Verilen Metin -
= = = = =

Yolu Pera Palace Hotel’den Geçenler… James Baldwin

Neoklasik mimari akımının İstanbul’daki en güzel örneği olan Pera Palace Hotel, 1895 yılında görkemli bir balo ile açıldı. Alexandre Vallaury’nin tasarladığı otel, açıldığı günden itibaren kapılarını dünyanın dört bir yanından ünlü ve önemli isimlere açtı. Bu isimler arasında ülkemizin kurucusu Mustafa Kemal Atatürk, ünlü yazarlar Ernest Hemingway ve Agatha Christie, başarılı yönetmen Alfred Hitchcock ve dünya sinemasının en güzel kadını Greta Garbo da yer alıyor. İstanbul’da tarihe bizzat tanıklık eden Pera Palace Hotel’de James Baldwin de bir süre konakladı. Gelin, Amerikalı yazarın Pera Palace Hotel’e düşen yoluna beraber göz atalım.

 

Irkçılığın Ortasında Siyahi Bir Yazar

Irkçılığın Ortasında Siyahi Bir Yazar

Kaynak: https://tr.pinterest.com/pin/835910380850765213/

1924 yılının Ağustos ayında Amerika’da dünyaya gelen James Arthur Baldwin, çoğunlukla siyahi vatandaşların yaşadığı yoksul bir getto mahallesinde büyüdü. Kozmopolit toplum yapısından ötürü ırkçılığın yaşanmaması beklenen Amerika’da ne yazık ki siyahilere karşı eski zamanlardan beri süregelen bir ön yargı mevcuttu. Bunun sonucunda siyahi vatandaşlar “köle” olarak alınıp satılıyor ve “beyaz” ırklar için işçi olarak çalıştırılıyordu.

= = = = =

Veri Satırları -
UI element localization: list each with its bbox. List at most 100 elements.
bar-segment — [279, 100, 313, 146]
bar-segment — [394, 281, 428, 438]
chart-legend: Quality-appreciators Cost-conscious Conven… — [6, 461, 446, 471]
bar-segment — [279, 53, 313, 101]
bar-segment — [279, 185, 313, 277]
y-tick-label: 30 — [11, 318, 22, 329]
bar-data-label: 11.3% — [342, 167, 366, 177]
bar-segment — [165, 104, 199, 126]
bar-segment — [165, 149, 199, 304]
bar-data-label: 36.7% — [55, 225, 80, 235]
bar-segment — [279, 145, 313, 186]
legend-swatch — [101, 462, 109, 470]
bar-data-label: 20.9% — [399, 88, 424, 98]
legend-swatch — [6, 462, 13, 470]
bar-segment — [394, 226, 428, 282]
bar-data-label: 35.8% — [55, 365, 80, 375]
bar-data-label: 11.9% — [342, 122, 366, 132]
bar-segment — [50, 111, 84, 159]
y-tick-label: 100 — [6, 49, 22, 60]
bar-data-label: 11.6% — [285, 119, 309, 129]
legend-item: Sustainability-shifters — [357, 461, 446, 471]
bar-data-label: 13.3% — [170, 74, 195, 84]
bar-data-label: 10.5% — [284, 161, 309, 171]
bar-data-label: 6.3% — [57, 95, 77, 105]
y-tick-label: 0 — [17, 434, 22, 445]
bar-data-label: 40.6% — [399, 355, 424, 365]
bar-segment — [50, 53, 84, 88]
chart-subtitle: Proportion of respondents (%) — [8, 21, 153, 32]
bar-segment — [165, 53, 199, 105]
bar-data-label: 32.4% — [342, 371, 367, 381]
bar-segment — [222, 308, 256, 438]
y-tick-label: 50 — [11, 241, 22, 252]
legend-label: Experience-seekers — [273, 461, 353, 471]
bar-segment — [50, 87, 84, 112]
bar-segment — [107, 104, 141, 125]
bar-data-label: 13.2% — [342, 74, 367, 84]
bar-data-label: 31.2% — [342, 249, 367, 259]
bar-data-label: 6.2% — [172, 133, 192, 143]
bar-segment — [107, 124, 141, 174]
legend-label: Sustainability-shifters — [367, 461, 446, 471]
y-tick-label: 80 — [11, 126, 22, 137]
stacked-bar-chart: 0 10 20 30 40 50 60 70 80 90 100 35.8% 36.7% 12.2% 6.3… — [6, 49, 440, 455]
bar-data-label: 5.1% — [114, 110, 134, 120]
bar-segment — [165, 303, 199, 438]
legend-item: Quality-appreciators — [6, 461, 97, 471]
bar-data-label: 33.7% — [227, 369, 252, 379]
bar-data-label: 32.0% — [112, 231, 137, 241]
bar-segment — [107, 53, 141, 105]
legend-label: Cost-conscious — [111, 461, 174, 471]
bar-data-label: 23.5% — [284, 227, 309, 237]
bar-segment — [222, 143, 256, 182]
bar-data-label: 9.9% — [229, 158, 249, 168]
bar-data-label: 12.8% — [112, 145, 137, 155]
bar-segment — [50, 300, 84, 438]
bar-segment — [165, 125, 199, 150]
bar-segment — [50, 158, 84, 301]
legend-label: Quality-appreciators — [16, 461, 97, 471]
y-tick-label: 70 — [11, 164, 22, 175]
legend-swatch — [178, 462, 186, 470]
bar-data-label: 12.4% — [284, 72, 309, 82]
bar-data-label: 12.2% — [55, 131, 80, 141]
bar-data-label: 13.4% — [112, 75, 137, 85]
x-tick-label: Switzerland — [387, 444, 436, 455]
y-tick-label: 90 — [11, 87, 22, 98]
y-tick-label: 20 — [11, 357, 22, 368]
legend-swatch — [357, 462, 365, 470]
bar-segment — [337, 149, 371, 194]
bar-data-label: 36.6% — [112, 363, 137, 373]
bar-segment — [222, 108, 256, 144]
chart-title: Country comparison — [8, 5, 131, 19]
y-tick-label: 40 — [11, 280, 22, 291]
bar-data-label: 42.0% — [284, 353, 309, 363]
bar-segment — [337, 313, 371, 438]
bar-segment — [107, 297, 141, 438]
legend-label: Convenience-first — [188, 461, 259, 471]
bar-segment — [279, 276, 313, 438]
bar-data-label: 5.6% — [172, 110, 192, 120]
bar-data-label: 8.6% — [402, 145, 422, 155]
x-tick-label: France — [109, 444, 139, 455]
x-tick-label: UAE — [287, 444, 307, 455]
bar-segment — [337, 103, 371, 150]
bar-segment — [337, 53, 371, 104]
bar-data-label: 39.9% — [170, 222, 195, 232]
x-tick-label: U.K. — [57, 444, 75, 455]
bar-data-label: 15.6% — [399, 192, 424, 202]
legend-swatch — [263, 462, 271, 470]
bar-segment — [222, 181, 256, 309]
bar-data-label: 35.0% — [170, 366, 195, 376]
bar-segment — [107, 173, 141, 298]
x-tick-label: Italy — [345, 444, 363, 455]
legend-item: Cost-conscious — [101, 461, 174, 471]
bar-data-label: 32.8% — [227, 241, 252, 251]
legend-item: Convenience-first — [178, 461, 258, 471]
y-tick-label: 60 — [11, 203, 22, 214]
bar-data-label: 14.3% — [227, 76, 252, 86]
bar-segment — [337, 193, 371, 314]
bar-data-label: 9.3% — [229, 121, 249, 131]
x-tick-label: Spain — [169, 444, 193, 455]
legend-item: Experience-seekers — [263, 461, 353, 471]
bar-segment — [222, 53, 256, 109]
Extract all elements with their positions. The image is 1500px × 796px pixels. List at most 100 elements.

= = = = =

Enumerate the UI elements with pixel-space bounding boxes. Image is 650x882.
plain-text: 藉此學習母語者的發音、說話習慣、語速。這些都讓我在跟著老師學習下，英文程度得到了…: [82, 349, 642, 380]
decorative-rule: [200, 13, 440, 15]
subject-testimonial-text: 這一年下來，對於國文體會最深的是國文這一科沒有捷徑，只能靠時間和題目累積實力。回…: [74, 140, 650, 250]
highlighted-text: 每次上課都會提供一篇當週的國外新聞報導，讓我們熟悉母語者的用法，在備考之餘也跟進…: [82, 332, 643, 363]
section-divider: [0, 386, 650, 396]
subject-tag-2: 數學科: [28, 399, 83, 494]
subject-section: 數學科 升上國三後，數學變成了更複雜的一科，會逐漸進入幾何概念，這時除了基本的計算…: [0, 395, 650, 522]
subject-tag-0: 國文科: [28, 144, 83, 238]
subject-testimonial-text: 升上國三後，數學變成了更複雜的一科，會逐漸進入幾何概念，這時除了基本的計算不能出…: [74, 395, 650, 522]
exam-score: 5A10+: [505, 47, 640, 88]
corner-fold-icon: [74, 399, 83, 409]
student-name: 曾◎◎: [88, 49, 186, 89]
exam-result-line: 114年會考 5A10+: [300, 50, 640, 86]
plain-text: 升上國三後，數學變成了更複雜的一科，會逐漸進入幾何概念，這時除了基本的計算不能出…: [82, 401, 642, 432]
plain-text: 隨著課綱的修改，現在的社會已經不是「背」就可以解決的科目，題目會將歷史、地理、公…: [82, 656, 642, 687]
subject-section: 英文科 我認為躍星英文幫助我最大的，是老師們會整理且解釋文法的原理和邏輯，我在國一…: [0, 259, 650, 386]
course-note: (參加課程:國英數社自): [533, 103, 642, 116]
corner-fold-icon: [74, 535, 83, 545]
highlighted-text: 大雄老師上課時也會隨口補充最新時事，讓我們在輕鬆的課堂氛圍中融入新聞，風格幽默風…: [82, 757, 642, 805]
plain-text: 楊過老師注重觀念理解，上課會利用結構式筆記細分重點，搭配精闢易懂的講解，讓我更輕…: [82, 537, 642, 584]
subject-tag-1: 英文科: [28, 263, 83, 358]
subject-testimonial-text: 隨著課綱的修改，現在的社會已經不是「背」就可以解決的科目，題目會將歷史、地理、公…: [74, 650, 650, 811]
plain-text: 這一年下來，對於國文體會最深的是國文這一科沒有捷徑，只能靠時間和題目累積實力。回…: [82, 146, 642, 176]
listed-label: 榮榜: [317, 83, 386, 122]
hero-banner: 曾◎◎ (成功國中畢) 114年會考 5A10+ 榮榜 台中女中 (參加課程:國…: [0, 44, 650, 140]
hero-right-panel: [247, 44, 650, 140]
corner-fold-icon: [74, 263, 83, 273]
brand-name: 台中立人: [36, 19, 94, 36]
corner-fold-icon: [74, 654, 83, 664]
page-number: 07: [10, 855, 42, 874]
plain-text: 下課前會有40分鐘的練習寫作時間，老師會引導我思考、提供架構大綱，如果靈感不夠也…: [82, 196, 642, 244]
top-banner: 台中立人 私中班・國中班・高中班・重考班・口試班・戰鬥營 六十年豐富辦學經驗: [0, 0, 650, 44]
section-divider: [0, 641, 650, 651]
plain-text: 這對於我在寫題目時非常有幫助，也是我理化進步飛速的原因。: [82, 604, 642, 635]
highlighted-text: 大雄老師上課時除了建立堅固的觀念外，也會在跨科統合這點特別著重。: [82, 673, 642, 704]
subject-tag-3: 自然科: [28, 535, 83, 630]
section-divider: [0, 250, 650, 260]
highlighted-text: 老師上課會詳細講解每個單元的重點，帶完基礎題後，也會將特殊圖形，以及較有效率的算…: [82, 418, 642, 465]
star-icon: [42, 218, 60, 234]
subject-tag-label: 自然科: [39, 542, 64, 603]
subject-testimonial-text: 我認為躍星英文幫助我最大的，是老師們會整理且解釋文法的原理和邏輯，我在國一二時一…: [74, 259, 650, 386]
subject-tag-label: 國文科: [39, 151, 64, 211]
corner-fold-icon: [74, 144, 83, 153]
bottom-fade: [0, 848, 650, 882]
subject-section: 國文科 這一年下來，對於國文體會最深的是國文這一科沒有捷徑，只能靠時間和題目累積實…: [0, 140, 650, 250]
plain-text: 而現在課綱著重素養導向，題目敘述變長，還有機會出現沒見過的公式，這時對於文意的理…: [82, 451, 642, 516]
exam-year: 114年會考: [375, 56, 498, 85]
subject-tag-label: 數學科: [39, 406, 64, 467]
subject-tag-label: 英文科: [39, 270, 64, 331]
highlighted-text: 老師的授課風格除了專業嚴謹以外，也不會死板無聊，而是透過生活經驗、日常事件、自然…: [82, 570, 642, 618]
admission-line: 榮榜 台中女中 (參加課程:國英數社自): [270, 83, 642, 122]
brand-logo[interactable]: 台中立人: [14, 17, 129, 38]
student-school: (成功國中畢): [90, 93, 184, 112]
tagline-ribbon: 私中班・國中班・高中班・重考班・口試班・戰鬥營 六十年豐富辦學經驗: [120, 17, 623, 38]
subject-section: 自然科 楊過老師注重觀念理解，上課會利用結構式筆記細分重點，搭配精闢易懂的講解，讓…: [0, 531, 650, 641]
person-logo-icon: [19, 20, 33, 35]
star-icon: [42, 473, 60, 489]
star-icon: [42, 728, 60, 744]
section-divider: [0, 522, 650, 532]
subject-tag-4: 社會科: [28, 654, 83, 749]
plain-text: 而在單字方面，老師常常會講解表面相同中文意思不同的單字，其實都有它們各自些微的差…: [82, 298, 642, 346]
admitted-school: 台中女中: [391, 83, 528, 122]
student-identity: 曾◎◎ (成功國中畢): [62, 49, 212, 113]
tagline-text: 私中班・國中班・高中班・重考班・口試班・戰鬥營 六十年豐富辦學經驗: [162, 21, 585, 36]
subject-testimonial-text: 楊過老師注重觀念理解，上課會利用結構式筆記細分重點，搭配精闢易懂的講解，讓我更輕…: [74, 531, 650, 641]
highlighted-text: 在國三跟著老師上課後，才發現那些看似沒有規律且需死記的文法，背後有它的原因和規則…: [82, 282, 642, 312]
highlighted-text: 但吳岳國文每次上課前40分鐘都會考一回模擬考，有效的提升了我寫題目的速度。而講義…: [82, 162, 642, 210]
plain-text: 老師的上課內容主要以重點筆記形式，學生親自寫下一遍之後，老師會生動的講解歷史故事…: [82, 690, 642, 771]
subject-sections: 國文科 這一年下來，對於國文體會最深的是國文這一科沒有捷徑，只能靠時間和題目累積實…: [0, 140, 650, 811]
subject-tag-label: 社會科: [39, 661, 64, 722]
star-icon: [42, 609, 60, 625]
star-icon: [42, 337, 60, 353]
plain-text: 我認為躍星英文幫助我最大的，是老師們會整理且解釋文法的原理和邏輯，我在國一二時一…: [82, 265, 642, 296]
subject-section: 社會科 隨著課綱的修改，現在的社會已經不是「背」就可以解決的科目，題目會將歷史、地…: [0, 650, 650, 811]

= = = = =

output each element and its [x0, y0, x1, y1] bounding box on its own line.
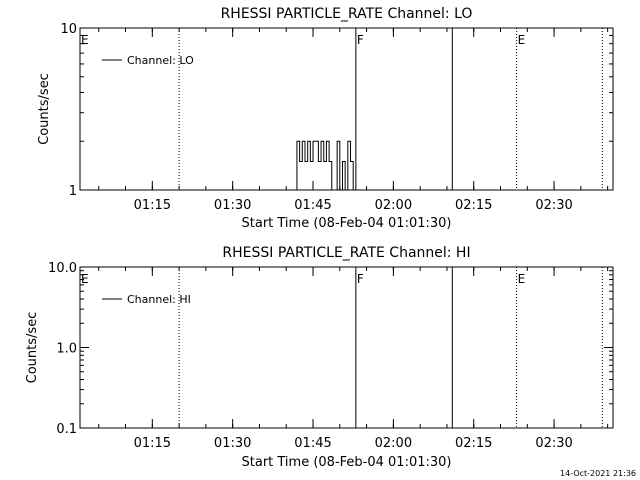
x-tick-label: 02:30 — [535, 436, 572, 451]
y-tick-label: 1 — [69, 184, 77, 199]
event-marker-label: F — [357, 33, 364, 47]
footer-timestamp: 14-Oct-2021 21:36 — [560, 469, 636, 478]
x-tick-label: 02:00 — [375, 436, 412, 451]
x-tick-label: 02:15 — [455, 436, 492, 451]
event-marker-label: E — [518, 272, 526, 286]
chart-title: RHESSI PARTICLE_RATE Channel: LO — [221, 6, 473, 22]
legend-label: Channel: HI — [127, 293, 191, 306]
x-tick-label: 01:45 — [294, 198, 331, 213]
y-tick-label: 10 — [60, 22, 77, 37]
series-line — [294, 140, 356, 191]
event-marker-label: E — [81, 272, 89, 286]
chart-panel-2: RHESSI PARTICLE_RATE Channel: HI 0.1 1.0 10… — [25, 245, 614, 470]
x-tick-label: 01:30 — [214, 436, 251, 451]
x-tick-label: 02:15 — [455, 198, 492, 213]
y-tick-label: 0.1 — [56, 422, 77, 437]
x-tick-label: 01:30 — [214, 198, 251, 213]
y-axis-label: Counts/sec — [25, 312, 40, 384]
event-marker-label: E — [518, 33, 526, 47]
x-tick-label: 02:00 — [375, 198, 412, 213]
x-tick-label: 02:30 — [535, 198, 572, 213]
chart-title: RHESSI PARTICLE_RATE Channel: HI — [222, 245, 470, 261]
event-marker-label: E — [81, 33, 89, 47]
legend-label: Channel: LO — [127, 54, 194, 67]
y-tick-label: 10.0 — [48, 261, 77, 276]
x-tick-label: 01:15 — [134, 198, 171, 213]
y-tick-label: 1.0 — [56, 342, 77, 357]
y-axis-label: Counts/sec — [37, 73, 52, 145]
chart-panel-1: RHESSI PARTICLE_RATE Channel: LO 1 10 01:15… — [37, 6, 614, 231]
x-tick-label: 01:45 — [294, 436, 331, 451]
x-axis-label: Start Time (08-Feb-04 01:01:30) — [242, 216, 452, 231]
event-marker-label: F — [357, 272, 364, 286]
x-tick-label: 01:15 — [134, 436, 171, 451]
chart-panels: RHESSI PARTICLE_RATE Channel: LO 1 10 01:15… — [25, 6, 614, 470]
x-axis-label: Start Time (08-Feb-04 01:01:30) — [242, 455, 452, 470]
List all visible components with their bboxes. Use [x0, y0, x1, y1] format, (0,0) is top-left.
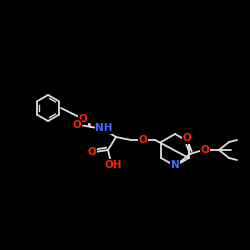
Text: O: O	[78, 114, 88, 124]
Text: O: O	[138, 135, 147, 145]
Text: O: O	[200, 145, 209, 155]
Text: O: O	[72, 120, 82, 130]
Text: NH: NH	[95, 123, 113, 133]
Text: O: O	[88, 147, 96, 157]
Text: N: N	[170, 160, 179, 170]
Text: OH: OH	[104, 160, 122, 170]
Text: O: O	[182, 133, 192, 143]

= = = = =

İstenen - Verilen metne göre Pera Palace Hotel hangi yıl ve nasıl açıldı? Malzemenin bu işte hiçbir rolü yoktur.

Tam Yanıt - 1895 yılında görkemli bir balo ile açıldı.